What is asked
Reproduce the following passage comparing object-oriented and imperative programming word for word, in full.

>> start Selected excerpt

Most of those who hate OOP hold up Imperative Programming (IP) as the One True Way to write code. The key difference is the IP is function (or verb) oriented whereas OOP is object (or noun) oriented.
I’ve never really understood that active dislike. It’s just another way to organize the same code you’d write anyway.
I suspect some of that opprobrium is a reaction to those who touted OOP as the New Thing that would save computer programming (as if such a thing could actually exist). That crowd also needed to understand: It’s just another way to organize the same code you’d write anyway.
For instance, suppose you wanted to implement a simple 2D point for a graphics application. In an imperative programming language (IPL), you define a data type and some functions that manipulate it:
public record Point: int x, int y. public function Point Point_Move (Point p, int x, int y): // function definition public function int Point_Distance (Point p1, Point p2) // function definition
In an object-oriented programming language (OOPL), you define a class and some methods that manipulate the instance data:
public class Point: int x, int y, method Point move (int x, int y): // method definition, method int distance (Point p): // method definition.
One striking difference involves namespace. In the example, the IPL adds several entries to the namespace — the record and the functions that manipulate it. And because the functions are in the public global namespace, they need longer names to differentiate them from other similar functions.

>> end Selected excerpt
>> start Data shown

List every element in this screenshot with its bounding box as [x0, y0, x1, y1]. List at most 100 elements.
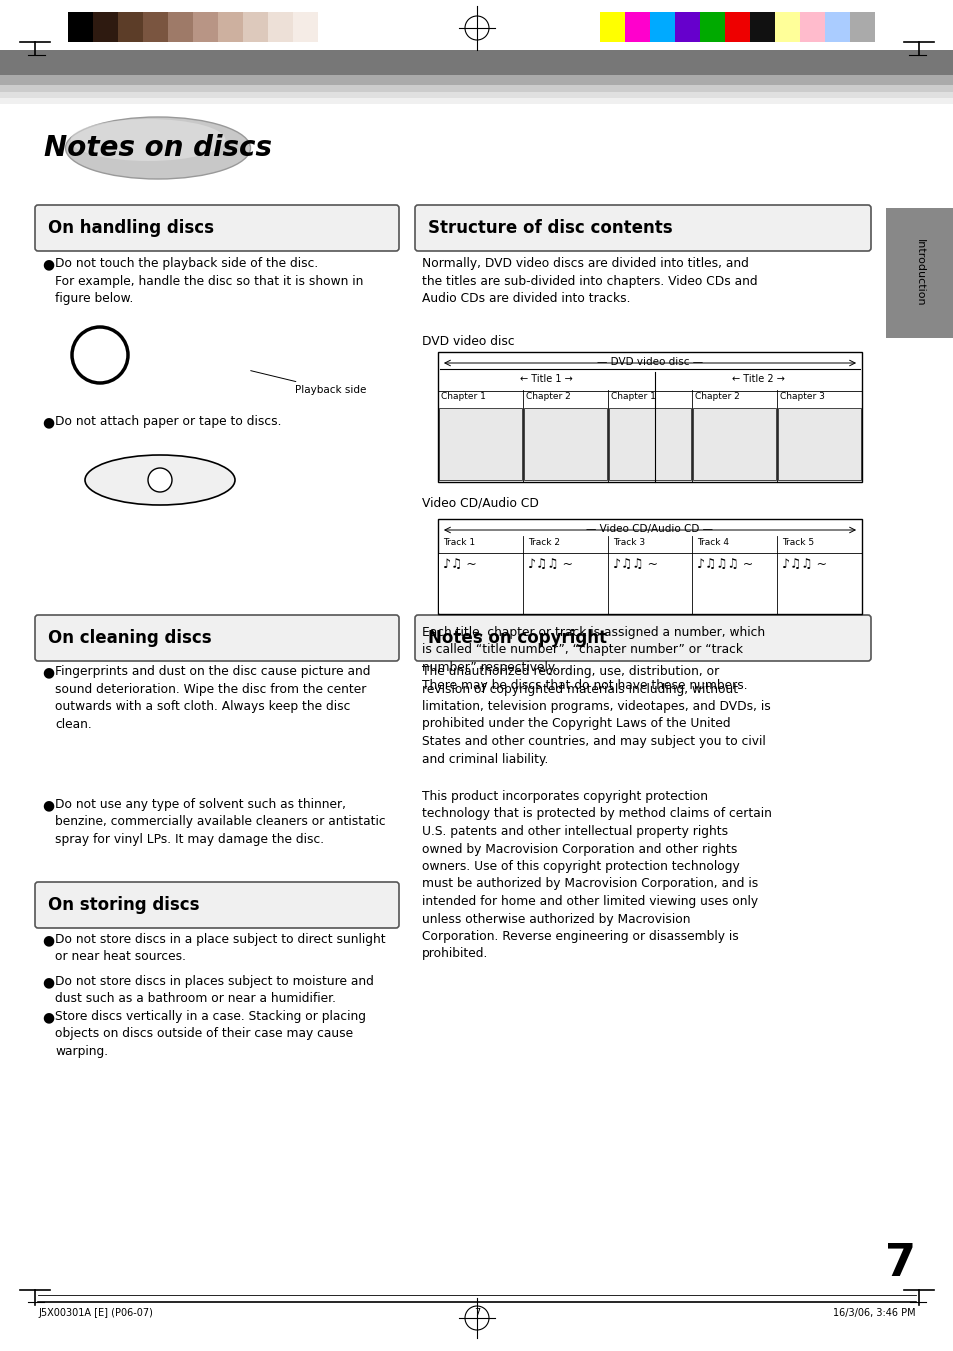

>> end Data shown

Answer to the task
Most of those who hate OOP hold up Imperative Programming (IP) as the One True Way to write code. The key difference is the IP is function (or verb) oriented whereas OOP is object (or noun) oriented.
I’ve never really understood that active dislike. It’s just another way to organize the same code you’d write anyway.
I suspect some of that opprobrium is a reaction to those who touted OOP as the New Thing that would save computer programming (as if such a thing could actually exist). That crowd also needed to understand: It’s just another way to organize the same code you’d write anyway.
For instance, suppose you wanted to implement a simple 2D point for a graphics application. In an imperative programming language (IPL), you define a data type and some functions that manipulate it:
public record Point: int x, int y. public function Point Point_Move (Point p, int x, int y): // function definition public function int Point_Distance (Point p1, Point p2) // function definition
In an object-oriented programming language (OOPL), you define a class and some methods that manipulate the instance data:
public class Point: int x, int y, method Point move (int x, int y): // method definition, method int distance (Point p): // method definition.
One striking difference involves namespace. In the example, the IPL adds several entries to the namespace — the record and the functions that manipulate it. And because the functions are in the public global namespace, they need longer names to differentiate them from other similar functions.